» **Material for the task**
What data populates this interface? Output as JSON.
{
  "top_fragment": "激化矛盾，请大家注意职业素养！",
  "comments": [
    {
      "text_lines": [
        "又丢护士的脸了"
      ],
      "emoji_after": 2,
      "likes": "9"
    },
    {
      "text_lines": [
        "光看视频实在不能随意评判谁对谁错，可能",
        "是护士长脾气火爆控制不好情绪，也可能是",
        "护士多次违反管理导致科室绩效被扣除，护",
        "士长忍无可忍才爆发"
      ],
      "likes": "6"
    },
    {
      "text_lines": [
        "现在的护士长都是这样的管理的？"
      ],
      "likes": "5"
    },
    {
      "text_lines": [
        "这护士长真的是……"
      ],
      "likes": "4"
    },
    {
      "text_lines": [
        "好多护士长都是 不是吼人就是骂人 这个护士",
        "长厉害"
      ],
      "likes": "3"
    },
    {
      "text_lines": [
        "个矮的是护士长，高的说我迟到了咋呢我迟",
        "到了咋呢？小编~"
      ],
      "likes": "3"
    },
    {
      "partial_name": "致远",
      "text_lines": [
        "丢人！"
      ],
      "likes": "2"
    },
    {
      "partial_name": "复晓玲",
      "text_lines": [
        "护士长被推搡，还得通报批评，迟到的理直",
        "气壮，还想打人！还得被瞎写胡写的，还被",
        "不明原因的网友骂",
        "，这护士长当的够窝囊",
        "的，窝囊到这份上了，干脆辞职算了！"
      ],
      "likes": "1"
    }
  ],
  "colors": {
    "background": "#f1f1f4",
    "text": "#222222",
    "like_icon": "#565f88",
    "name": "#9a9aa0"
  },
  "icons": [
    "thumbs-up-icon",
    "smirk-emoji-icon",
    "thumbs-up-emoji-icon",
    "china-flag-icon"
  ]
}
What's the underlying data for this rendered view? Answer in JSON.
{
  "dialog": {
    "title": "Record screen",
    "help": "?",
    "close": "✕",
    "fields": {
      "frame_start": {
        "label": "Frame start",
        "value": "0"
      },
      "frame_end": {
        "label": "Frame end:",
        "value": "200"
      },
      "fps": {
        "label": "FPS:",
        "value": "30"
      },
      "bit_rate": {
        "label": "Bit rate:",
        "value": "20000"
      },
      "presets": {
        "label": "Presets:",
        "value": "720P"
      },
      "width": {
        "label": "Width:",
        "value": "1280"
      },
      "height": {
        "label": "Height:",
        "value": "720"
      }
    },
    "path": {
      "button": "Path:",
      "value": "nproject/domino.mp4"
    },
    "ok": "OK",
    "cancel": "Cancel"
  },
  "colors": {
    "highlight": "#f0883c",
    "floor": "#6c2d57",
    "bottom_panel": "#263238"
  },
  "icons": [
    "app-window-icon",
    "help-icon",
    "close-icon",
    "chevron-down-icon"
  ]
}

» **Task to complete**
Pull every line containing "data" from the material above.

» **Result of the task**
What data populates this interface? Output as JSON.
What's the underlying data for this rendered view? Answer in JSON.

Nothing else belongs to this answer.